SUPPLIED DATA —
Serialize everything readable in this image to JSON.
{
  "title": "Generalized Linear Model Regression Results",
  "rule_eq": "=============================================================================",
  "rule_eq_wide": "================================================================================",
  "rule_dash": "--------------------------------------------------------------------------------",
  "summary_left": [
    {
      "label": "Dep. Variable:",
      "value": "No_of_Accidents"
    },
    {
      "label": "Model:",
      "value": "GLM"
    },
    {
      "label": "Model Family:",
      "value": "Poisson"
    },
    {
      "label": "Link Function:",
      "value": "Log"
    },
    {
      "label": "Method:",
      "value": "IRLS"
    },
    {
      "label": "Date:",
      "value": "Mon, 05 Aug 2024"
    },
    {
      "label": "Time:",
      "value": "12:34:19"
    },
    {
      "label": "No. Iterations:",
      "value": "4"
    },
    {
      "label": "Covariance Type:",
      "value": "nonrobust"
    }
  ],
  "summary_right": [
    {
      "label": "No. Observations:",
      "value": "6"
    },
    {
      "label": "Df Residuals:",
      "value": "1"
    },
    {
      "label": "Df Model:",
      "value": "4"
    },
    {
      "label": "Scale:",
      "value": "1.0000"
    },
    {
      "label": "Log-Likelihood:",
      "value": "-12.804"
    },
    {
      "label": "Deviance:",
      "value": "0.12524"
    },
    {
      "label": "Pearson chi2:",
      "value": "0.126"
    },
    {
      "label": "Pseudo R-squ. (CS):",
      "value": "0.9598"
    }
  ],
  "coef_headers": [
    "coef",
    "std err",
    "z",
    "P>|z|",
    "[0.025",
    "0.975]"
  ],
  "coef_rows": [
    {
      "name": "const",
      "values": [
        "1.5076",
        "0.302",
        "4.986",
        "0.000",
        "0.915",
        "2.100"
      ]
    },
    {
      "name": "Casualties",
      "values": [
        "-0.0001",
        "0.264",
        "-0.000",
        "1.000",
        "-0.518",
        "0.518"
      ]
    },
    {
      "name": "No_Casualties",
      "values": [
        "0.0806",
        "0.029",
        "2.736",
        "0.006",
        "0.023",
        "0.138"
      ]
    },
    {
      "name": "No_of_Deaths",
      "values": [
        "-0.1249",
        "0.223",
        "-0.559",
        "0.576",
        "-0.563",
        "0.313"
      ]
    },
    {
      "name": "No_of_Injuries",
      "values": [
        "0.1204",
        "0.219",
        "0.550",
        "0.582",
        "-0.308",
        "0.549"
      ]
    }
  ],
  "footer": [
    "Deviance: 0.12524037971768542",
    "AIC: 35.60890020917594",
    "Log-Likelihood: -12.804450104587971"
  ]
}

SHORT EXERCISE —
Each line in the material above must be retyped without alteration.

RESPONSE FOR THIS EXERCISE —
Serialize everything readable in this image to JSON.
{
  "title": "Generalized Linear Model Regression Results",
  "rule_eq": "=============================================================================",
  "rule_eq_wide": "================================================================================",
  "rule_dash": "--------------------------------------------------------------------------------",
  "summary_left": [
    {
      "label": "Dep. Variable:",
      "value": "No_of_Accidents"
    },
    {
      "label": "Model:",
      "value": "GLM"
    },
    {
      "label": "Model Family:",
      "value": "Poisson"
    },
    {
      "label": "Link Function:",
      "value": "Log"
    },
    {
      "label": "Method:",
      "value": "IRLS"
    },
    {
      "label": "Date:",
      "value": "Mon, 05 Aug 2024"
    },
    {
      "label": "Time:",
      "value": "12:34:19"
    },
    {
      "label": "No. Iterations:",
      "value": "4"
    },
    {
      "label": "Covariance Type:",
      "value": "nonrobust"
    }
  ],
  "summary_right": [
    {
      "label": "No. Observations:",
      "value": "6"
    },
    {
      "label": "Df Residuals:",
      "value": "1"
    },
    {
      "label": "Df Model:",
      "value": "4"
    },
    {
      "label": "Scale:",
      "value": "1.0000"
    },
    {
      "label": "Log-Likelihood:",
      "value": "-12.804"
    },
    {
      "label": "Deviance:",
      "value": "0.12524"
    },
    {
      "label": "Pearson chi2:",
      "value": "0.126"
    },
    {
      "label": "Pseudo R-squ. (CS):",
      "value": "0.9598"
    }
  ],
  "coef_headers": [
    "coef",
    "std err",
    "z",
    "P>|z|",
    "[0.025",
    "0.975]"
  ],
  "coef_rows": [
    {
      "name": "const",
      "values": [
        "1.5076",
        "0.302",
        "4.986",
        "0.000",
        "0.915",
        "2.100"
      ]
    },
    {
      "name": "Casualties",
      "values": [
        "-0.0001",
        "0.264",
        "-0.000",
        "1.000",
        "-0.518",
        "0.518"
      ]
    },
    {
      "name": "No_Casualties",
      "values": [
        "0.0806",
        "0.029",
        "2.736",
        "0.006",
        "0.023",
        "0.138"
      ]
    },
    {
      "name": "No_of_Deaths",
      "values": [
        "-0.1249",
        "0.223",
        "-0.559",
        "0.576",
        "-0.563",
        "0.313"
      ]
    },
    {
      "name": "No_of_Injuries",
      "values": [
        "0.1204",
        "0.219",
        "0.550",
        "0.582",
        "-0.308",
        "0.549"
      ]
    }
  ],
  "footer": [
    "Deviance: 0.12524037971768542",
    "AIC: 35.60890020917594",
    "Log-Likelihood: -12.804450104587971"
  ]
}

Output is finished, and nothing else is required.